◆ CHALLENGE: Please copy every line of the records below that holds the word "center".

◆ RECORDS SHOWN:

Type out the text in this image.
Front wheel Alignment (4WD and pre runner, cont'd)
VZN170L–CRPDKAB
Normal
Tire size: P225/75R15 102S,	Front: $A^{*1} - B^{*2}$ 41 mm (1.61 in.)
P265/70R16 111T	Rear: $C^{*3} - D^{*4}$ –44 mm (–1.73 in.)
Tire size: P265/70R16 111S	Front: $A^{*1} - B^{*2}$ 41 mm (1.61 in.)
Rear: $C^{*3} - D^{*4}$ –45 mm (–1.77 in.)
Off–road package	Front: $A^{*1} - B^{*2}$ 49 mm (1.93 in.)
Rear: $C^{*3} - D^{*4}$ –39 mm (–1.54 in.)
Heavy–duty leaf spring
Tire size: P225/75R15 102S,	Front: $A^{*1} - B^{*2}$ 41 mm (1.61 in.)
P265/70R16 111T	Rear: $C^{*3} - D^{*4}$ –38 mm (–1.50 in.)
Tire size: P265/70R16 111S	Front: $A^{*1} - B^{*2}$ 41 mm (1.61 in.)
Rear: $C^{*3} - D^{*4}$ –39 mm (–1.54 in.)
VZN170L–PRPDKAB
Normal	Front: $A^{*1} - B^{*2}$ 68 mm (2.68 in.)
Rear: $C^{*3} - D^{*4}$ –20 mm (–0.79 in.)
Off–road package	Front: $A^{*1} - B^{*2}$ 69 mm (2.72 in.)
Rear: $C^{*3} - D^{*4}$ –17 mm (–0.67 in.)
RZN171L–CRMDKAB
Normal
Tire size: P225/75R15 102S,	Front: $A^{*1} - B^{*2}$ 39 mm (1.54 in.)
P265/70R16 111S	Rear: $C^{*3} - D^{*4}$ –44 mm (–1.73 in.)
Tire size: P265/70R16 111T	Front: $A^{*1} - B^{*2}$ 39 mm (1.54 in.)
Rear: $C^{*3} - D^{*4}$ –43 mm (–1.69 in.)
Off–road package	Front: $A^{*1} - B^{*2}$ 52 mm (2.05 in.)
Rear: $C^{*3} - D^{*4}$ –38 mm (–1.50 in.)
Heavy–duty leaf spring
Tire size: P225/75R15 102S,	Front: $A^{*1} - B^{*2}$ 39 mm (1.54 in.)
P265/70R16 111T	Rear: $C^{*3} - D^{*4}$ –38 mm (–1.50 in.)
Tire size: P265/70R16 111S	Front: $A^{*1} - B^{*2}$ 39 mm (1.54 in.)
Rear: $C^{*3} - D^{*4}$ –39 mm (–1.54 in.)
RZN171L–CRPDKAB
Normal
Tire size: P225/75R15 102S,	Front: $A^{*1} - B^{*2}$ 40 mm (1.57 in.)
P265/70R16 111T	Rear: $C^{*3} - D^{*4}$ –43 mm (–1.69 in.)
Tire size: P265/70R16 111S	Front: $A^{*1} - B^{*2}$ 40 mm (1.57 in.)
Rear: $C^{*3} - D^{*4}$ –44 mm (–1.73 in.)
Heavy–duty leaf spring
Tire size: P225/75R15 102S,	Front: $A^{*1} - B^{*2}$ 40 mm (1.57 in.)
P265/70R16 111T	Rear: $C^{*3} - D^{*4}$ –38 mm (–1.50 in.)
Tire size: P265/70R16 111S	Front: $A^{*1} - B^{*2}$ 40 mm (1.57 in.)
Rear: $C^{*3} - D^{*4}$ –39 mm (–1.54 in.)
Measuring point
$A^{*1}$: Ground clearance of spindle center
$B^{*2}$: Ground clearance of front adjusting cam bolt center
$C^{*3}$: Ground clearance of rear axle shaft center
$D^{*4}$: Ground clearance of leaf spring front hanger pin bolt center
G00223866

◆ PROBLEM SOLUTION:
$A^{*1}$: Ground clearance of spindle center
$B^{*2}$: Ground clearance of front adjusting cam bolt center
$C^{*3}$: Ground clearance of rear axle shaft center
$D^{*4}$: Ground clearance of leaf spring front hanger pin bolt center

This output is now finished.